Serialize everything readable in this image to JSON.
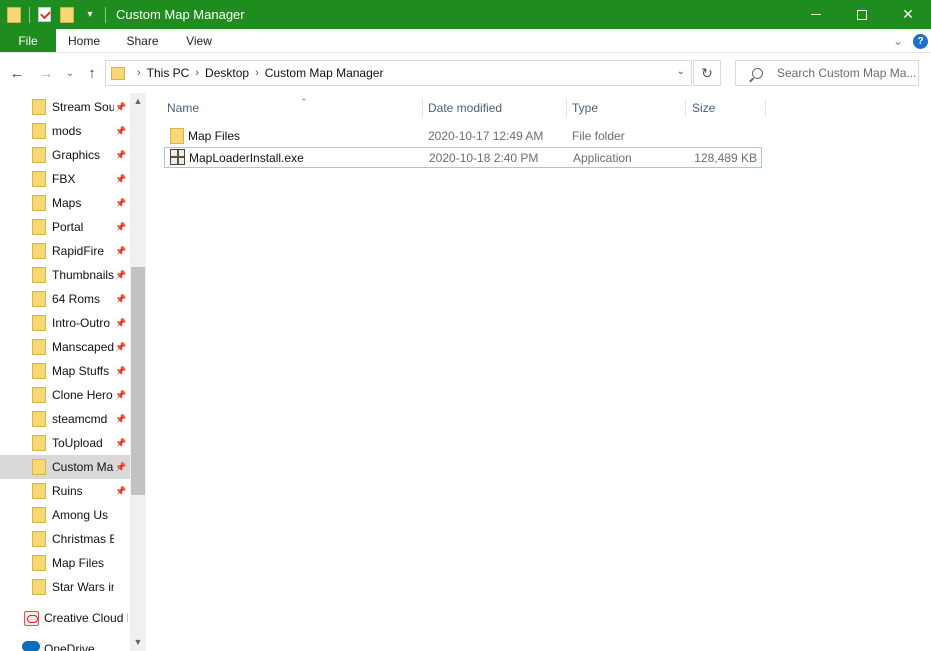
{
  "window": {
    "title": "Custom Map Manager",
    "accent_color": "#1e8c1e"
  },
  "ribbon": {
    "tabs": [
      "File",
      "Home",
      "Share",
      "View"
    ],
    "help": "?"
  },
  "address": {
    "crumbs": [
      "This PC",
      "Desktop",
      "Custom Map Manager"
    ]
  },
  "search": {
    "placeholder": "Search Custom Map Ma..."
  },
  "navpane": {
    "quick_access": [
      {
        "label": "Stream Sou",
        "pinned": true,
        "selected": false
      },
      {
        "label": "mods",
        "pinned": true,
        "selected": false
      },
      {
        "label": "Graphics",
        "pinned": true,
        "selected": false
      },
      {
        "label": "FBX",
        "pinned": true,
        "selected": false
      },
      {
        "label": "Maps",
        "pinned": true,
        "selected": false
      },
      {
        "label": "Portal",
        "pinned": true,
        "selected": false
      },
      {
        "label": "RapidFire",
        "pinned": true,
        "selected": false
      },
      {
        "label": "Thumbnails",
        "pinned": true,
        "selected": false
      },
      {
        "label": "64 Roms",
        "pinned": true,
        "selected": false
      },
      {
        "label": "Intro-Outro",
        "pinned": true,
        "selected": false
      },
      {
        "label": "Manscaped",
        "pinned": true,
        "selected": false
      },
      {
        "label": "Map Stuffs",
        "pinned": true,
        "selected": false
      },
      {
        "label": "Clone Hero",
        "pinned": true,
        "selected": false
      },
      {
        "label": "steamcmd",
        "pinned": true,
        "selected": false
      },
      {
        "label": "ToUpload",
        "pinned": true,
        "selected": false
      },
      {
        "label": "Custom Ma",
        "pinned": true,
        "selected": true
      },
      {
        "label": "Ruins",
        "pinned": true,
        "selected": false
      },
      {
        "label": "Among Us",
        "pinned": false,
        "selected": false
      },
      {
        "label": "Christmas BTS",
        "pinned": false,
        "selected": false
      },
      {
        "label": "Map Files",
        "pinned": false,
        "selected": false
      },
      {
        "label": "Star Wars in Ro",
        "pinned": false,
        "selected": false
      }
    ],
    "creative_cloud": "Creative Cloud F",
    "onedrive": "OneDrive"
  },
  "columns": {
    "name": "Name",
    "date": "Date modified",
    "type": "Type",
    "size": "Size"
  },
  "files": [
    {
      "name": "Map Files",
      "date": "2020-10-17 12:49 AM",
      "type": "File folder",
      "size": "",
      "icon": "folder-icon"
    },
    {
      "name": "MapLoaderInstall.exe",
      "date": "2020-10-18 2:40 PM",
      "type": "Application",
      "size": "128,489 KB",
      "icon": "installer-icon"
    }
  ]
}
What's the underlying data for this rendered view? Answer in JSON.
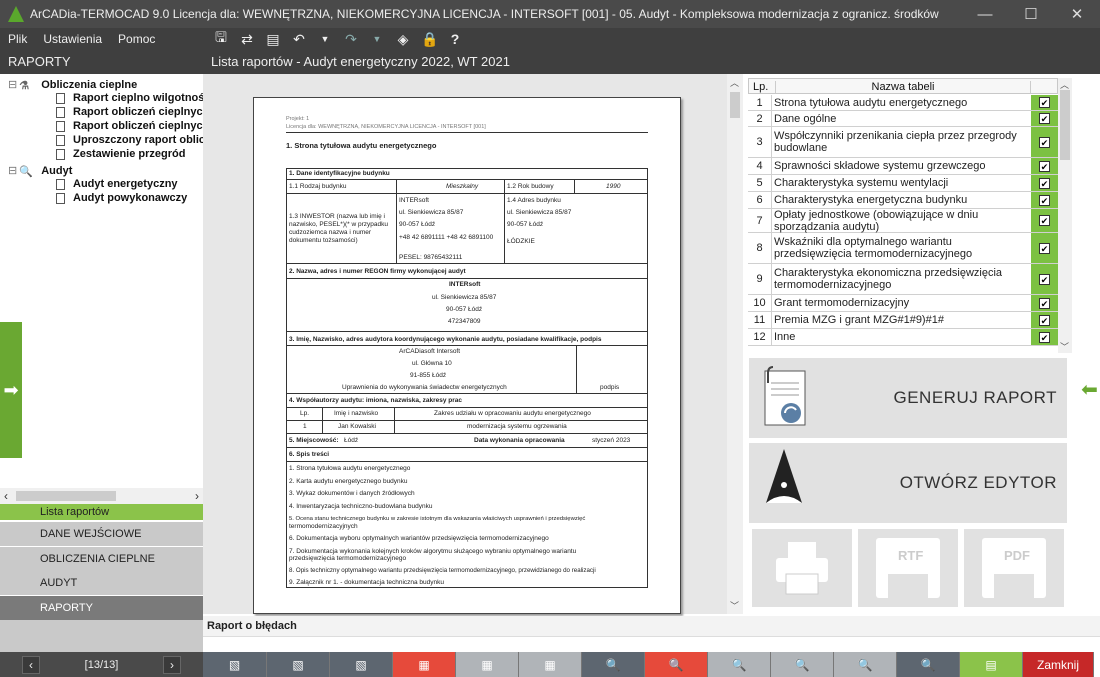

What the task asks.
Copy out the data above exactly, except the pictures.

Reply.
Serialize everything readable in this image to JSON.
{
  "window": {
    "title": "Custom Map Manager",
    "accent_color": "#1e8c1e"
  },
  "ribbon": {
    "tabs": [
      "File",
      "Home",
      "Share",
      "View"
    ],
    "help": "?"
  },
  "address": {
    "crumbs": [
      "This PC",
      "Desktop",
      "Custom Map Manager"
    ]
  },
  "search": {
    "placeholder": "Search Custom Map Ma..."
  },
  "navpane": {
    "quick_access": [
      {
        "label": "Stream Sou",
        "pinned": true,
        "selected": false
      },
      {
        "label": "mods",
        "pinned": true,
        "selected": false
      },
      {
        "label": "Graphics",
        "pinned": true,
        "selected": false
      },
      {
        "label": "FBX",
        "pinned": true,
        "selected": false
      },
      {
        "label": "Maps",
        "pinned": true,
        "selected": false
      },
      {
        "label": "Portal",
        "pinned": true,
        "selected": false
      },
      {
        "label": "RapidFire",
        "pinned": true,
        "selected": false
      },
      {
        "label": "Thumbnails",
        "pinned": true,
        "selected": false
      },
      {
        "label": "64 Roms",
        "pinned": true,
        "selected": false
      },
      {
        "label": "Intro-Outro",
        "pinned": true,
        "selected": false
      },
      {
        "label": "Manscaped",
        "pinned": true,
        "selected": false
      },
      {
        "label": "Map Stuffs",
        "pinned": true,
        "selected": false
      },
      {
        "label": "Clone Hero",
        "pinned": true,
        "selected": false
      },
      {
        "label": "steamcmd",
        "pinned": true,
        "selected": false
      },
      {
        "label": "ToUpload",
        "pinned": true,
        "selected": false
      },
      {
        "label": "Custom Ma",
        "pinned": true,
        "selected": true
      },
      {
        "label": "Ruins",
        "pinned": true,
        "selected": false
      },
      {
        "label": "Among Us",
        "pinned": false,
        "selected": false
      },
      {
        "label": "Christmas BTS",
        "pinned": false,
        "selected": false
      },
      {
        "label": "Map Files",
        "pinned": false,
        "selected": false
      },
      {
        "label": "Star Wars in Ro",
        "pinned": false,
        "selected": false
      }
    ],
    "creative_cloud": "Creative Cloud F",
    "onedrive": "OneDrive"
  },
  "columns": {
    "name": "Name",
    "date": "Date modified",
    "type": "Type",
    "size": "Size"
  },
  "files": [
    {
      "name": "Map Files",
      "date": "2020-10-17 12:49 AM",
      "type": "File folder",
      "size": "",
      "icon": "folder-icon"
    },
    {
      "name": "MapLoaderInstall.exe",
      "date": "2020-10-18 2:40 PM",
      "type": "Application",
      "size": "128,489 KB",
      "icon": "installer-icon"
    }
  ]
}
What's the underlying data for this rendered view? Answer in JSON.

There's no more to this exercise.